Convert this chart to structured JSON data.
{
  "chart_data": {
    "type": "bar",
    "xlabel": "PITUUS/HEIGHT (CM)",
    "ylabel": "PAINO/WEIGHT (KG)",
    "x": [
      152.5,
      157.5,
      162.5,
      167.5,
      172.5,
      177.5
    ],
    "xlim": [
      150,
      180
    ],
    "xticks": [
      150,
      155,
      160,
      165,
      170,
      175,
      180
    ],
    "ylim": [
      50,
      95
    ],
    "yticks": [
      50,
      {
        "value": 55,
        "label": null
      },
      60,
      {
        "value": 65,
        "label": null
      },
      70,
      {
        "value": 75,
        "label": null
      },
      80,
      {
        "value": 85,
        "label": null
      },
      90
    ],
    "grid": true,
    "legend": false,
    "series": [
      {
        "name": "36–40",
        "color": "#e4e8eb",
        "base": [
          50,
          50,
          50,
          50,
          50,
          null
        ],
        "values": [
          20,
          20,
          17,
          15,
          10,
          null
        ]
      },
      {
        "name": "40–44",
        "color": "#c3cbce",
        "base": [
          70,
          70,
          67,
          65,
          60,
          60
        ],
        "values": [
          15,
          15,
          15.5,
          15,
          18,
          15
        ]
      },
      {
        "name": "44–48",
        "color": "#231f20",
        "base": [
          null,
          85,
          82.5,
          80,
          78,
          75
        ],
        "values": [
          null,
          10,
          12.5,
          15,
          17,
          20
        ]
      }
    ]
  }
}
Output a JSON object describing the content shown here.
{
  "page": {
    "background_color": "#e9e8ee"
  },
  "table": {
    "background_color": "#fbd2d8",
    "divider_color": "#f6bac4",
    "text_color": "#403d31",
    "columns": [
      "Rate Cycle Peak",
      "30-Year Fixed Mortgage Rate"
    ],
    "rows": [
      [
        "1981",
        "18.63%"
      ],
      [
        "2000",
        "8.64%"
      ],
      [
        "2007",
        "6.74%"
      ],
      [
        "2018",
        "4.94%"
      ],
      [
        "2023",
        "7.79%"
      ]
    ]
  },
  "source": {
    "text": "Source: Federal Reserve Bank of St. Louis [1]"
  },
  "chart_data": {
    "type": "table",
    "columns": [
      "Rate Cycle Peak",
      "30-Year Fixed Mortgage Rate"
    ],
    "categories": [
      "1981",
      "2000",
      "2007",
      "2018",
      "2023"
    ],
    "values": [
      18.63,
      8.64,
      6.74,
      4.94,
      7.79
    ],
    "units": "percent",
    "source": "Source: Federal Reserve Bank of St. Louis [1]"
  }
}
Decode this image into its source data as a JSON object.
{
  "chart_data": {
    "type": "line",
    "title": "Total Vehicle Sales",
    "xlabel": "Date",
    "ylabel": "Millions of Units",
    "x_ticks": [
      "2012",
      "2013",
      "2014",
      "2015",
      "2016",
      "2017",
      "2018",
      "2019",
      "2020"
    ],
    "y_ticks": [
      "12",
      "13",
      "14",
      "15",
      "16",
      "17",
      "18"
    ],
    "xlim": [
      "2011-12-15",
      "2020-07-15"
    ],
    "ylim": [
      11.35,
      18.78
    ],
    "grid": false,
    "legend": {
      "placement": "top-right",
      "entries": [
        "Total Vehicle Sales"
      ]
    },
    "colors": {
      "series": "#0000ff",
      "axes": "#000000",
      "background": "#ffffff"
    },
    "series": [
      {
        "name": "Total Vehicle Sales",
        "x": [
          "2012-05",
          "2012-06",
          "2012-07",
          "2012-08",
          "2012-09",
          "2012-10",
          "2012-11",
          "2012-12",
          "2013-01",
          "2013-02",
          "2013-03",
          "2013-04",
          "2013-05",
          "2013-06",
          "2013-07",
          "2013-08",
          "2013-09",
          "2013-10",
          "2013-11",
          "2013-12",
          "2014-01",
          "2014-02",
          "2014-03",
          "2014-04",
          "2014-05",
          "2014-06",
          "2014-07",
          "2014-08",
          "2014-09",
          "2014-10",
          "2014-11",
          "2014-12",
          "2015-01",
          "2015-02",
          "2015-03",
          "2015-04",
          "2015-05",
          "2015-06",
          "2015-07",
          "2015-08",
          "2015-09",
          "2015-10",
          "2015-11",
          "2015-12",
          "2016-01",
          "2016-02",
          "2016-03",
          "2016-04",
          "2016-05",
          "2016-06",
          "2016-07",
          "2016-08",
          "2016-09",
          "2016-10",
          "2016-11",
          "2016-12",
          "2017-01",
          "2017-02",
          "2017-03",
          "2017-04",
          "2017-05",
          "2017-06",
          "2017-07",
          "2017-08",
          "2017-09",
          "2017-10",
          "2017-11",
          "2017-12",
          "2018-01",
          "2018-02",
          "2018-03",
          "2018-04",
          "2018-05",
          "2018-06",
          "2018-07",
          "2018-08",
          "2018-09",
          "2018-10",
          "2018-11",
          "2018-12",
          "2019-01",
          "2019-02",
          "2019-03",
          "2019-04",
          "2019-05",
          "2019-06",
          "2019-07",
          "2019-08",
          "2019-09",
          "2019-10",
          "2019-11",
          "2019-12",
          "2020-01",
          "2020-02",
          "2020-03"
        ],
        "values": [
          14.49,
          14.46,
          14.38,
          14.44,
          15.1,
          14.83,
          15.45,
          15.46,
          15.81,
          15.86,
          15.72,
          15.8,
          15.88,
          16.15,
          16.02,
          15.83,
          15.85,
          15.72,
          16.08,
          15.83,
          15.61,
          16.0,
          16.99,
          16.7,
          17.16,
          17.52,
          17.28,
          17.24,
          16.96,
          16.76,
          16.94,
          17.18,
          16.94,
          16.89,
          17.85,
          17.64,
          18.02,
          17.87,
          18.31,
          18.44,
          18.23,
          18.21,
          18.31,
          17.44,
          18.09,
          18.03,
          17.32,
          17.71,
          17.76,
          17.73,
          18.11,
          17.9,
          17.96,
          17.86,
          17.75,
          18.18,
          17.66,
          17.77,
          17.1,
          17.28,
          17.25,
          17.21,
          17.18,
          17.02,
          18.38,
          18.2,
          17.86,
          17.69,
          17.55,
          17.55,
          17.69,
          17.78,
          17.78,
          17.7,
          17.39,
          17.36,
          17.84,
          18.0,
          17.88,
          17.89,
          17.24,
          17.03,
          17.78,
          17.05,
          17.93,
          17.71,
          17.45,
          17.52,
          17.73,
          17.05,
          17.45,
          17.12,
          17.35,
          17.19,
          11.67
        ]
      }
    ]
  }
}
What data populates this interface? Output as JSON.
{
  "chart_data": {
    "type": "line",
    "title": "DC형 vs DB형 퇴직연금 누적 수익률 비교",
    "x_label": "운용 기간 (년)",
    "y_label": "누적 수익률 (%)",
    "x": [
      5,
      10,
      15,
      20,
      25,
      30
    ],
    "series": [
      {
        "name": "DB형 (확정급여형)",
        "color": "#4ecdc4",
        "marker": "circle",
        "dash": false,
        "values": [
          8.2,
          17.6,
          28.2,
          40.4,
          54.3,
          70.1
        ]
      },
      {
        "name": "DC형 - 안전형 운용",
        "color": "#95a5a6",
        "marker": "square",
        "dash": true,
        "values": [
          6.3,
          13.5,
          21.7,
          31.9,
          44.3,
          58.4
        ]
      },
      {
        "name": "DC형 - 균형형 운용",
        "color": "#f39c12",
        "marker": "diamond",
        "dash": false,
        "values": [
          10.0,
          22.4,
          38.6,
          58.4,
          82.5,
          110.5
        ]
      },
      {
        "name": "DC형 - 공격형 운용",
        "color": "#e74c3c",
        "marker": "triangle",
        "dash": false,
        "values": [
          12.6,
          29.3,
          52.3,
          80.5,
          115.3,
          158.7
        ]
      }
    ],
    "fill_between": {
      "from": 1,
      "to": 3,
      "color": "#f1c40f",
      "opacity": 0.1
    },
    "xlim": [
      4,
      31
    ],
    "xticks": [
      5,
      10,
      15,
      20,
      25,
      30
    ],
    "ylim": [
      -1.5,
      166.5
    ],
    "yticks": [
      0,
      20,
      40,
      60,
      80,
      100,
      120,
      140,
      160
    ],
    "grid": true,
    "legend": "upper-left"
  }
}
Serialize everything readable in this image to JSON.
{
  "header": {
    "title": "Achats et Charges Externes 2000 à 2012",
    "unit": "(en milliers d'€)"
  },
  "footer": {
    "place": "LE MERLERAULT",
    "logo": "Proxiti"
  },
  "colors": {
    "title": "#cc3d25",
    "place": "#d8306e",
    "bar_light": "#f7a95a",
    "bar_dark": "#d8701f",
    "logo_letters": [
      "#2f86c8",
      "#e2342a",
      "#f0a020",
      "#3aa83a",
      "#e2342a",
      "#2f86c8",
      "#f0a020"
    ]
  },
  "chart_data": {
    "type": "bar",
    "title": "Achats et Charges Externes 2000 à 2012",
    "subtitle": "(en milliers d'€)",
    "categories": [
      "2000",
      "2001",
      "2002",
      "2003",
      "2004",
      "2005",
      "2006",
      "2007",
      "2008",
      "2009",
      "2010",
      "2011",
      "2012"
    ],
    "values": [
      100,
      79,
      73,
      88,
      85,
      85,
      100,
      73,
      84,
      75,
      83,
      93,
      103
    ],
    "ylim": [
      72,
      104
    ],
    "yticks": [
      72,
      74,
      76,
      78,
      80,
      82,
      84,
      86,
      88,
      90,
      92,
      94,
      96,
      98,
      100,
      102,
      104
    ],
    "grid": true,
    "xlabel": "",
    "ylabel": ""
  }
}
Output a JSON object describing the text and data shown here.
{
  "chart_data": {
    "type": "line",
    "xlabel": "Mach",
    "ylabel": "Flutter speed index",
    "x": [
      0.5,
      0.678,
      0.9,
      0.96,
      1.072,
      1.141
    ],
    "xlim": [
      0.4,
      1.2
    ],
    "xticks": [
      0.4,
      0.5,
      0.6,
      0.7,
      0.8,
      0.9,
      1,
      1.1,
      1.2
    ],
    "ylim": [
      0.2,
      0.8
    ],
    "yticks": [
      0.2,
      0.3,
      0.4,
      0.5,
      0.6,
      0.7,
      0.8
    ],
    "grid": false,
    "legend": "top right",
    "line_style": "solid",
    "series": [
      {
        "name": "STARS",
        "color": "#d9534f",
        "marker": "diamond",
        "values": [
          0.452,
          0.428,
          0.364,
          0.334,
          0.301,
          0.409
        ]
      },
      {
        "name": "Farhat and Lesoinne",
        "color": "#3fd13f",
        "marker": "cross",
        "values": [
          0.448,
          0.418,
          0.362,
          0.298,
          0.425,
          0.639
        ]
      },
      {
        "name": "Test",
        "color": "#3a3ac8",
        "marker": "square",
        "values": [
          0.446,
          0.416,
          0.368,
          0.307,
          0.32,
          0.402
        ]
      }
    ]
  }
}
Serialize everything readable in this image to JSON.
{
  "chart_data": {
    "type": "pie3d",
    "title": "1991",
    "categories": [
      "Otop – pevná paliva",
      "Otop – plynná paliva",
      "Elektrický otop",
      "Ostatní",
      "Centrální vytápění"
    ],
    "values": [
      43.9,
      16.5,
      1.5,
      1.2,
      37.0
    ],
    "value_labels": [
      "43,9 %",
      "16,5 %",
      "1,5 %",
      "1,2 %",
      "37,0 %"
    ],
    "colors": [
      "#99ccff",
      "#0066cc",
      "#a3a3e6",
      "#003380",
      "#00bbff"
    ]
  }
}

_ _ _ _

_WORK REQUIRED_: Some lines of the records may hold the word "paliva". How many do? Answer with a number and nothing else.

_RESULT OF THIS TASK_: 2